### Input for this task
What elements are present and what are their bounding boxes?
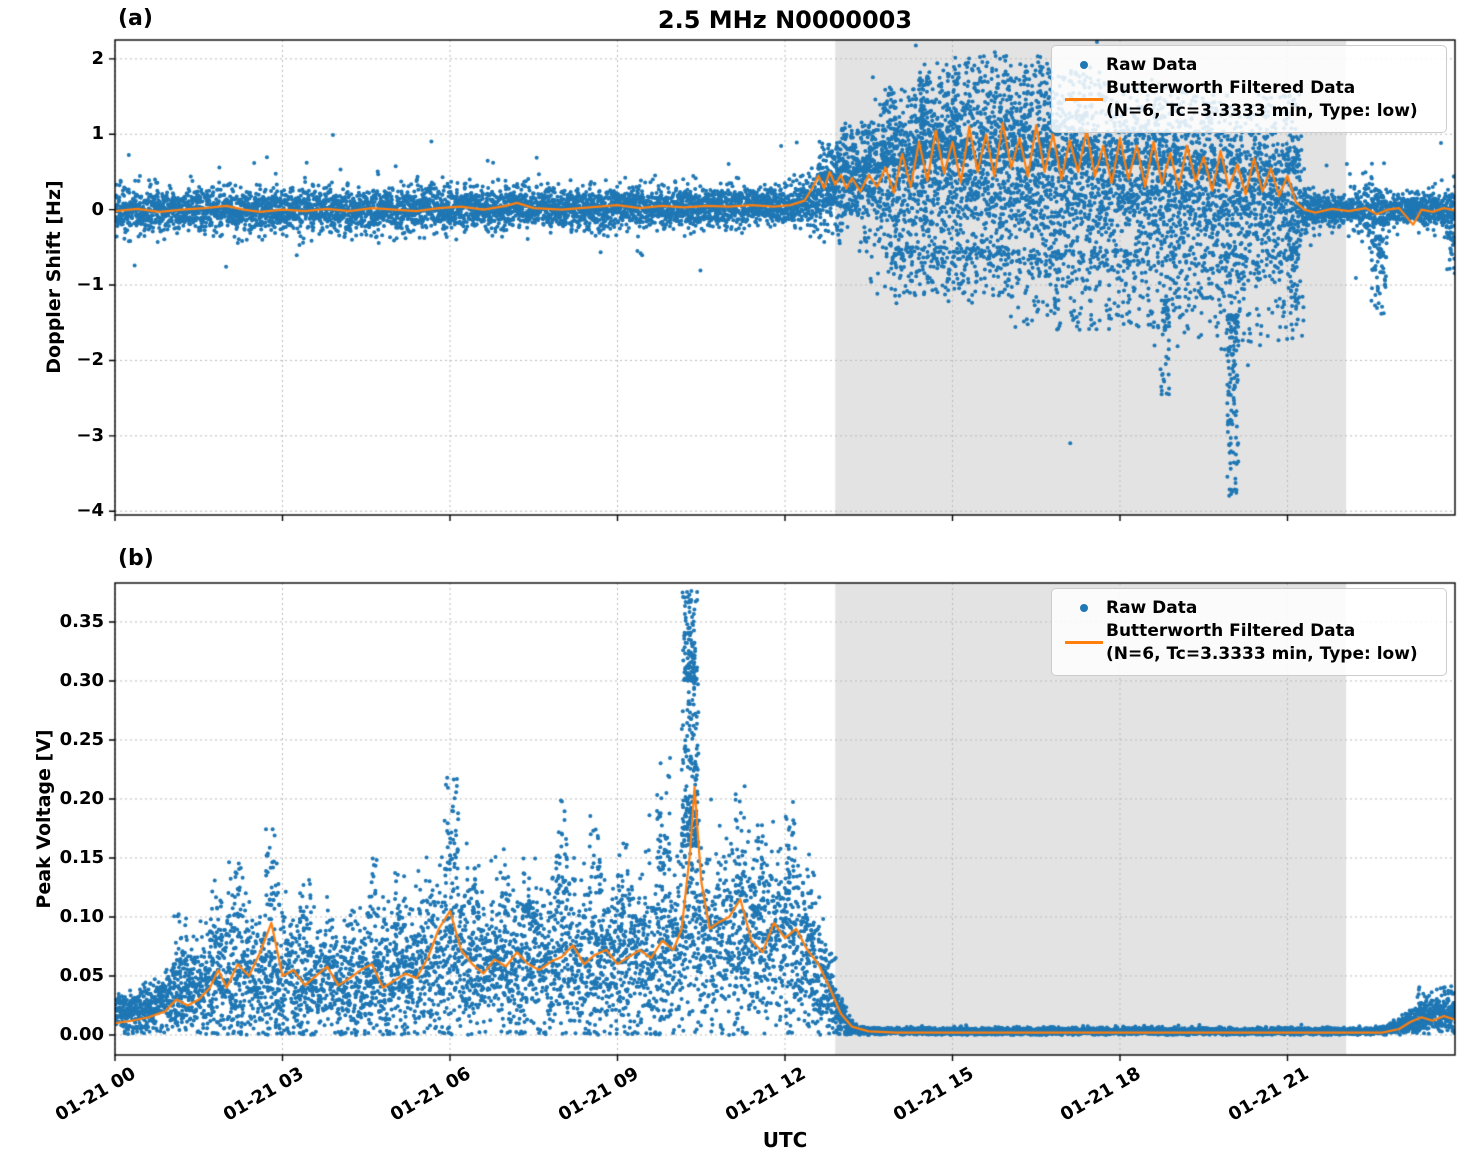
y-tick-label-a: −1: [76, 274, 104, 296]
legend-filtered-label: Butterworth Filtered Data: [1106, 620, 1356, 641]
legend-panel-b: Raw Data Butterworth Filtered Data (N=6,…: [1051, 588, 1447, 676]
legend-entry-filtered: Butterworth Filtered Data (N=6, Tc=3.333…: [1062, 77, 1434, 123]
y-tick-label-a: −3: [76, 424, 104, 446]
y-tick-label-a: −4: [76, 500, 104, 522]
raw-data-dot-marker: [1062, 604, 1106, 613]
filtered-line-marker: [1062, 98, 1106, 102]
legend-raw-label: Raw Data: [1106, 598, 1198, 618]
y-tick-label-a: 1: [91, 123, 104, 145]
y-tick-label-b: 0.15: [59, 846, 104, 868]
raw-data-dot-marker: [1062, 61, 1106, 70]
legend-entry-raw: Raw Data: [1062, 597, 1434, 620]
y-axis-label-voltage: Peak Voltage [V]: [33, 729, 55, 909]
legend-entry-raw: Raw Data: [1062, 54, 1434, 77]
legend-raw-label: Raw Data: [1106, 55, 1198, 75]
chart-title: 2.5 MHz N0000003: [657, 6, 913, 34]
panel-b-tag: (b): [118, 546, 154, 571]
y-tick-label-b: 0.05: [59, 964, 104, 986]
y-tick-label-b: 0.25: [59, 728, 104, 750]
legend-filtered-label: Butterworth Filtered Data: [1106, 77, 1356, 98]
y-tick-label-a: −2: [76, 349, 104, 371]
x-axis-label: UTC: [762, 1128, 808, 1152]
legend-filtered-sublabel: (N=6, Tc=3.3333 min, Type: low): [1106, 100, 1418, 121]
y-tick-label-b: 0.20: [59, 787, 104, 809]
y-tick-label-b: 0.10: [59, 905, 104, 927]
y-tick-label-a: 0: [91, 198, 104, 220]
y-tick-label-b: 0.00: [59, 1023, 104, 1045]
y-tick-label-b: 0.30: [59, 669, 104, 691]
y-tick-label-b: 0.35: [59, 610, 104, 632]
y-tick-label-a: 2: [91, 47, 104, 69]
filtered-line-marker: [1062, 641, 1106, 645]
panel-a-tag: (a): [118, 6, 153, 31]
legend-filtered-sublabel: (N=6, Tc=3.3333 min, Type: low): [1106, 643, 1418, 664]
legend-panel-a: Raw Data Butterworth Filtered Data (N=6,…: [1051, 45, 1447, 133]
legend-entry-filtered: Butterworth Filtered Data (N=6, Tc=3.333…: [1062, 620, 1434, 666]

### Challenge
Copy every item above line for line, leaving out the pictures.

### Task response
What elements are present and what are their bounding boxes?
y-tick-label-a: −1: [76, 274, 104, 296]
legend-filtered-label: Butterworth Filtered Data: [1106, 620, 1356, 641]
legend-panel-b: Raw Data Butterworth Filtered Data (N=6,…: [1051, 588, 1447, 676]
legend-entry-filtered: Butterworth Filtered Data (N=6, Tc=3.333…: [1062, 77, 1434, 123]
y-tick-label-a: −3: [76, 424, 104, 446]
y-tick-label-a: −4: [76, 500, 104, 522]
raw-data-dot-marker: [1062, 604, 1106, 613]
filtered-line-marker: [1062, 98, 1106, 102]
legend-raw-label: Raw Data: [1106, 598, 1198, 618]
y-tick-label-a: 1: [91, 123, 104, 145]
y-tick-label-b: 0.15: [59, 846, 104, 868]
raw-data-dot-marker: [1062, 61, 1106, 70]
legend-entry-raw: Raw Data: [1062, 597, 1434, 620]
y-axis-label-voltage: Peak Voltage [V]: [33, 729, 55, 909]
legend-entry-raw: Raw Data: [1062, 54, 1434, 77]
legend-raw-label: Raw Data: [1106, 55, 1198, 75]
chart-title: 2.5 MHz N0000003: [657, 6, 913, 34]
panel-b-tag: (b): [118, 546, 154, 571]
y-tick-label-b: 0.05: [59, 964, 104, 986]
y-tick-label-b: 0.25: [59, 728, 104, 750]
legend-filtered-label: Butterworth Filtered Data: [1106, 77, 1356, 98]
y-tick-label-a: −2: [76, 349, 104, 371]
x-axis-label: UTC: [762, 1128, 808, 1152]
legend-filtered-sublabel: (N=6, Tc=3.3333 min, Type: low): [1106, 100, 1418, 121]
y-tick-label-b: 0.20: [59, 787, 104, 809]
y-tick-label-b: 0.10: [59, 905, 104, 927]
y-tick-label-a: 0: [91, 198, 104, 220]
y-tick-label-b: 0.00: [59, 1023, 104, 1045]
y-tick-label-b: 0.30: [59, 669, 104, 691]
y-tick-label-b: 0.35: [59, 610, 104, 632]
y-tick-label-a: 2: [91, 47, 104, 69]
filtered-line-marker: [1062, 641, 1106, 645]
panel-a-tag: (a): [118, 6, 153, 31]
legend-filtered-sublabel: (N=6, Tc=3.3333 min, Type: low): [1106, 643, 1418, 664]
legend-panel-a: Raw Data Butterworth Filtered Data (N=6,…: [1051, 45, 1447, 133]
legend-entry-filtered: Butterworth Filtered Data (N=6, Tc=3.333…: [1062, 620, 1434, 666]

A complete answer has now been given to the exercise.